Locate the string "пять" in the listing below. Copy every line where it is found.

STORED DATA:
___

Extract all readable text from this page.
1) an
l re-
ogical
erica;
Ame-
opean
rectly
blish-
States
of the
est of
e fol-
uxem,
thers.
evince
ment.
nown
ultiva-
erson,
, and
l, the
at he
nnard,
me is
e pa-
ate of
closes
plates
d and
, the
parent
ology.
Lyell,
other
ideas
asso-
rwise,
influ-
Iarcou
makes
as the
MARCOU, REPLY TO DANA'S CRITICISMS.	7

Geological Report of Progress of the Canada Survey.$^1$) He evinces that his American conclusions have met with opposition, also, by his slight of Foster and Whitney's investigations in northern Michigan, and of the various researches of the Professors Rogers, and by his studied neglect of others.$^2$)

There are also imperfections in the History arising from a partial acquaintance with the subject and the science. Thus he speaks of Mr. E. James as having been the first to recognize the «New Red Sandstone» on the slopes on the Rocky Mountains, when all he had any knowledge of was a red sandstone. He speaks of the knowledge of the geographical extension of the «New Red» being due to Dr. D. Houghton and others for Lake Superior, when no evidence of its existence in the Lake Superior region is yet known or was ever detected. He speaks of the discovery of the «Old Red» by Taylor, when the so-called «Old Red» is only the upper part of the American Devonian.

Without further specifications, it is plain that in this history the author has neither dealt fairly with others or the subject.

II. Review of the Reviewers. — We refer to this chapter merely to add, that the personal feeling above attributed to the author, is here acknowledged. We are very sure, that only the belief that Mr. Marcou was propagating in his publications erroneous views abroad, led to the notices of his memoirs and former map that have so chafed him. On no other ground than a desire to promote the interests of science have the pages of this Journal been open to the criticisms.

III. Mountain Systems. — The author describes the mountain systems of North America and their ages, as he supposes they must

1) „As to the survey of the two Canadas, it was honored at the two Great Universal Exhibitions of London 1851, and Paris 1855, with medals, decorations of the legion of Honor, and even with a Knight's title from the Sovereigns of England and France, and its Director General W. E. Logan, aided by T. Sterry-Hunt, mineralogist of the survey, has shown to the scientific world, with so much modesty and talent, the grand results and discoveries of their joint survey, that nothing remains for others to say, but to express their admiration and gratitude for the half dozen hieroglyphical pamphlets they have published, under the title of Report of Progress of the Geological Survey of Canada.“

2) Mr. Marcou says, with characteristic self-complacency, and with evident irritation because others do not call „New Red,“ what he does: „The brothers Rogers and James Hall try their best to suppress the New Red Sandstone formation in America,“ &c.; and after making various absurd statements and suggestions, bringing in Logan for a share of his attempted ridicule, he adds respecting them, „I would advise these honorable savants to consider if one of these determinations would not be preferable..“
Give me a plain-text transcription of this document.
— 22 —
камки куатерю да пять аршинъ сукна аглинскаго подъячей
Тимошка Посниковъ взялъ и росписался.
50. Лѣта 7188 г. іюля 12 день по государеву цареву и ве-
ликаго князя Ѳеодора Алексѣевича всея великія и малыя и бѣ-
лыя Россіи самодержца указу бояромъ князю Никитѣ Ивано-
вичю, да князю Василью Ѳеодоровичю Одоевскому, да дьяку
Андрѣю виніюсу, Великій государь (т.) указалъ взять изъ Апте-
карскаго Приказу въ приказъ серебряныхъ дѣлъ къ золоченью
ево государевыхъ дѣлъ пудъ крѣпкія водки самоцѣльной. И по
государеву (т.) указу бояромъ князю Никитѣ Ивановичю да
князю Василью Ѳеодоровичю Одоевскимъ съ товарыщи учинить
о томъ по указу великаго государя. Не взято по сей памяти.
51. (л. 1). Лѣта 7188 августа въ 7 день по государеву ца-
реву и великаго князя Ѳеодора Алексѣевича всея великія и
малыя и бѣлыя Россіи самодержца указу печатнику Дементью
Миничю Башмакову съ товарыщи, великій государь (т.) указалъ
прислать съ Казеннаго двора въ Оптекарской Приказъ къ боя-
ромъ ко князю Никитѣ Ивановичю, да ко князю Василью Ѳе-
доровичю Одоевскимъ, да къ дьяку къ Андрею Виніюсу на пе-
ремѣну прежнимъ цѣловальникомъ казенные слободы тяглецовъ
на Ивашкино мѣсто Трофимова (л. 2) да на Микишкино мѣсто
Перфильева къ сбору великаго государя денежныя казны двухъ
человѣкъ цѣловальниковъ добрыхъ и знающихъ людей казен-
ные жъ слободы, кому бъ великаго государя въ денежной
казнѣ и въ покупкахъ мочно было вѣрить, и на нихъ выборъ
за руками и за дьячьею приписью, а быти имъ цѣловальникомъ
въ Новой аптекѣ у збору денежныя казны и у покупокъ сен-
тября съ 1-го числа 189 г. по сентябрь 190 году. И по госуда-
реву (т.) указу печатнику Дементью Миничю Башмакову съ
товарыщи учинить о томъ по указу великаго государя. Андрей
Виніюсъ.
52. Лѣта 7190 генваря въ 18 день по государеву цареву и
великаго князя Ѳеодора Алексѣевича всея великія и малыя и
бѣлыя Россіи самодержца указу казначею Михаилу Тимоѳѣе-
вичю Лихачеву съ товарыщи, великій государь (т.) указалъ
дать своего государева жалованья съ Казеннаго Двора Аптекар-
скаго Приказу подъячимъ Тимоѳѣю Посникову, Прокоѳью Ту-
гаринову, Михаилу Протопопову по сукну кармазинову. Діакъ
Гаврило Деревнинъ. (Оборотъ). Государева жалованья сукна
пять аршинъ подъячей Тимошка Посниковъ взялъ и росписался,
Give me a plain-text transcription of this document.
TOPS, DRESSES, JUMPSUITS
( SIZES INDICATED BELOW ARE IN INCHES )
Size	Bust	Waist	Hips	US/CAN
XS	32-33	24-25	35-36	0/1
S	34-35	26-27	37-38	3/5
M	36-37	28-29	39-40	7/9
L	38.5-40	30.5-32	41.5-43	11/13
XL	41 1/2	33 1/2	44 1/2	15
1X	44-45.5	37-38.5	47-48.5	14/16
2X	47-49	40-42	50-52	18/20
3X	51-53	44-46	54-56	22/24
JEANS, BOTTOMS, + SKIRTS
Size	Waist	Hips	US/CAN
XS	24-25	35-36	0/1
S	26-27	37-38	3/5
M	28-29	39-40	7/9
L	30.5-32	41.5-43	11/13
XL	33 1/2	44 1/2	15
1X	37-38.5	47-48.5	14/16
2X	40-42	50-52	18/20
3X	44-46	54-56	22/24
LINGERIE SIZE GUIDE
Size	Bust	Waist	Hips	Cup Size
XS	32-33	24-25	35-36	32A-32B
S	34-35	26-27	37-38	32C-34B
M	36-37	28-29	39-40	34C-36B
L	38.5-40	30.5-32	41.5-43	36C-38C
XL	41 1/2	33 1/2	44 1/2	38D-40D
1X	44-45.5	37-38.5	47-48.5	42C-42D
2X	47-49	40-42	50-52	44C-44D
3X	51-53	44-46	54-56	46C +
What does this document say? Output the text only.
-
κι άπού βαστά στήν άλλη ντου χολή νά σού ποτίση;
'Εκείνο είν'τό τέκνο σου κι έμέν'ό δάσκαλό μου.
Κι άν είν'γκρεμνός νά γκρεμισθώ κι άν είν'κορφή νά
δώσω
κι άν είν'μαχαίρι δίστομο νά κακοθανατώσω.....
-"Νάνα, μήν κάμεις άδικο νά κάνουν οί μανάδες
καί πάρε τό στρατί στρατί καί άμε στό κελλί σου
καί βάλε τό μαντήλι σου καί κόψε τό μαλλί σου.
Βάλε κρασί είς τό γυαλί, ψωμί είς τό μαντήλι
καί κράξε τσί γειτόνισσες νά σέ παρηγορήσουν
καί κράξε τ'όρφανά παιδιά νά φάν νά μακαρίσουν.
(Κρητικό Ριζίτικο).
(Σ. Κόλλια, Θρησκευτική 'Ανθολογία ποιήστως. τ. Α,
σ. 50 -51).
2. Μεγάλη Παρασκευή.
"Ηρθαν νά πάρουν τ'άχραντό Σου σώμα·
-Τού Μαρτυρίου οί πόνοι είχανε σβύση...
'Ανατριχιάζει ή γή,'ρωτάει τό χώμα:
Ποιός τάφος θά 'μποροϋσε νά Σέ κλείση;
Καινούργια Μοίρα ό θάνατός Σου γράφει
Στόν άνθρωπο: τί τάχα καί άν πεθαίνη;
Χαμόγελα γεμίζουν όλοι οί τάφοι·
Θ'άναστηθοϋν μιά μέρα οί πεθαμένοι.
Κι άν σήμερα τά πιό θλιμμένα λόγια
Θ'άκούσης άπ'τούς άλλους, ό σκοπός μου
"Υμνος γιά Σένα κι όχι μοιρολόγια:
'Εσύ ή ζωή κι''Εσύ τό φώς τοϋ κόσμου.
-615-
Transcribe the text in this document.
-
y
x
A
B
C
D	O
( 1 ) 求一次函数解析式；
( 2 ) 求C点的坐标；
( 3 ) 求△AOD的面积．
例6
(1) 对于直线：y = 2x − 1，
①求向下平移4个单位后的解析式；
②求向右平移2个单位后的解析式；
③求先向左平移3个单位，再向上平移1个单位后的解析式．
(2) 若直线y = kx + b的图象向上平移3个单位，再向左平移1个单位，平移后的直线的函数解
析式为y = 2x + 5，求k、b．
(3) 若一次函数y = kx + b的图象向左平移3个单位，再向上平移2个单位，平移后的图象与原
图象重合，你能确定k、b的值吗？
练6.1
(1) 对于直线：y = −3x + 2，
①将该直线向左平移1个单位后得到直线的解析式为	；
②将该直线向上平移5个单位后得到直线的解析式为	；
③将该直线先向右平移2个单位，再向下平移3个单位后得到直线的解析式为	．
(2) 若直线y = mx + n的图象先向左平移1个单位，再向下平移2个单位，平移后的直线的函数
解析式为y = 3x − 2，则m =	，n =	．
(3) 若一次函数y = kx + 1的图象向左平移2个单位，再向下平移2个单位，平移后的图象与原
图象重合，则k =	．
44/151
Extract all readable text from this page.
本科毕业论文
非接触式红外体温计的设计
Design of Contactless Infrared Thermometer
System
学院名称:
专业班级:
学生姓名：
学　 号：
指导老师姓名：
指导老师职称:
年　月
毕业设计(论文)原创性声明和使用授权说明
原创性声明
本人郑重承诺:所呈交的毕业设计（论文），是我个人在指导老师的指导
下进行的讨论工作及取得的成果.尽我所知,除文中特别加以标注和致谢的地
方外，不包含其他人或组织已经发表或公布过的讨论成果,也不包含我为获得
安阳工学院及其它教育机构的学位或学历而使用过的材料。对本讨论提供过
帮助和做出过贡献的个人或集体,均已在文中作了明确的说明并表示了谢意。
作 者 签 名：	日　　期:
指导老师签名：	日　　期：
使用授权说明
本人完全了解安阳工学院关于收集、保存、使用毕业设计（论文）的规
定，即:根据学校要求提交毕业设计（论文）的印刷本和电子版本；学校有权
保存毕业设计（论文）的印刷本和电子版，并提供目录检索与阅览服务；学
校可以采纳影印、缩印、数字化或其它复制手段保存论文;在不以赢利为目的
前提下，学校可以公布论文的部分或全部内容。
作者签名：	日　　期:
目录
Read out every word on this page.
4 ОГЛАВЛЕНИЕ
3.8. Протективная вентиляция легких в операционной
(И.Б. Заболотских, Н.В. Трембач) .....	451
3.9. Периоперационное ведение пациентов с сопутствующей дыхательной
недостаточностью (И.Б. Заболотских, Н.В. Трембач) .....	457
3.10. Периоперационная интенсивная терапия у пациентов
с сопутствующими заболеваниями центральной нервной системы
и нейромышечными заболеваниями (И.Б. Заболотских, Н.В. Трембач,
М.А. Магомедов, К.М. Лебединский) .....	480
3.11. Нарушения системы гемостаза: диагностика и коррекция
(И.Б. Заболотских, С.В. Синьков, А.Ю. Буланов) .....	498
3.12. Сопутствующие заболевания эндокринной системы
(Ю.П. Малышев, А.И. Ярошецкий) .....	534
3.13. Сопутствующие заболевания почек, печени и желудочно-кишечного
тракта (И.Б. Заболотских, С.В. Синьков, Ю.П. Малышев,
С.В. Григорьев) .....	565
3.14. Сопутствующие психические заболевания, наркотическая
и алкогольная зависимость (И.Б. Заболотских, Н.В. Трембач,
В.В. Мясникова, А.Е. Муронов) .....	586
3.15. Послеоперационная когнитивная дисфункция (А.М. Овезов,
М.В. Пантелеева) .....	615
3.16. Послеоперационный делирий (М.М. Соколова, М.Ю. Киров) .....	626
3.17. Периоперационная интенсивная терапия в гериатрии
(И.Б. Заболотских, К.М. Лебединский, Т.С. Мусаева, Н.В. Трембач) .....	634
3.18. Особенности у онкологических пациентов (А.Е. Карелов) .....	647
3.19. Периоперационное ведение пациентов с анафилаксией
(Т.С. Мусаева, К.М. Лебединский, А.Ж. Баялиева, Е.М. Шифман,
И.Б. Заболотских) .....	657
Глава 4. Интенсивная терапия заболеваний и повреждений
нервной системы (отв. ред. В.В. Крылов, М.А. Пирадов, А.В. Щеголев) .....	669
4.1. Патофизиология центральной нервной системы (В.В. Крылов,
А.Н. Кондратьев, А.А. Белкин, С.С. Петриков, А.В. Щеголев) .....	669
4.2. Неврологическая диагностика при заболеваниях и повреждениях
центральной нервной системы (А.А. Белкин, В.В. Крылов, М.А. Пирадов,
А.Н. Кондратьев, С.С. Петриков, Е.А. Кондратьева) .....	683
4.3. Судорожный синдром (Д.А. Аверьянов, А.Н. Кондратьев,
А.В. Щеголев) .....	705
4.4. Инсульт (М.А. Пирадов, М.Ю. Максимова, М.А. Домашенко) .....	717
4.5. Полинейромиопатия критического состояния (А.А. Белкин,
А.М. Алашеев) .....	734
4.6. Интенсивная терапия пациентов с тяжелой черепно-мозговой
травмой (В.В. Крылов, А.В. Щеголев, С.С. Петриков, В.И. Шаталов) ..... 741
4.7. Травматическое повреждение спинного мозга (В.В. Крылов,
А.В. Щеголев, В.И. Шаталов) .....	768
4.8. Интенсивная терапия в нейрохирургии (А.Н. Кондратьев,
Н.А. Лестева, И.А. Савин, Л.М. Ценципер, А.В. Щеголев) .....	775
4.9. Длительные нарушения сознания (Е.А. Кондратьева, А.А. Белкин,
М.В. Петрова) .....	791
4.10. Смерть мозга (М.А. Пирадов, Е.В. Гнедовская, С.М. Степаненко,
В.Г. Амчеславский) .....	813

___

RESULT OF THE EXERCISE:
камки куатерю да пять аршинъ сукна аглинскаго подъячей
пять аршинъ подъячей Тимошка Посниковъ взялъ и росписался,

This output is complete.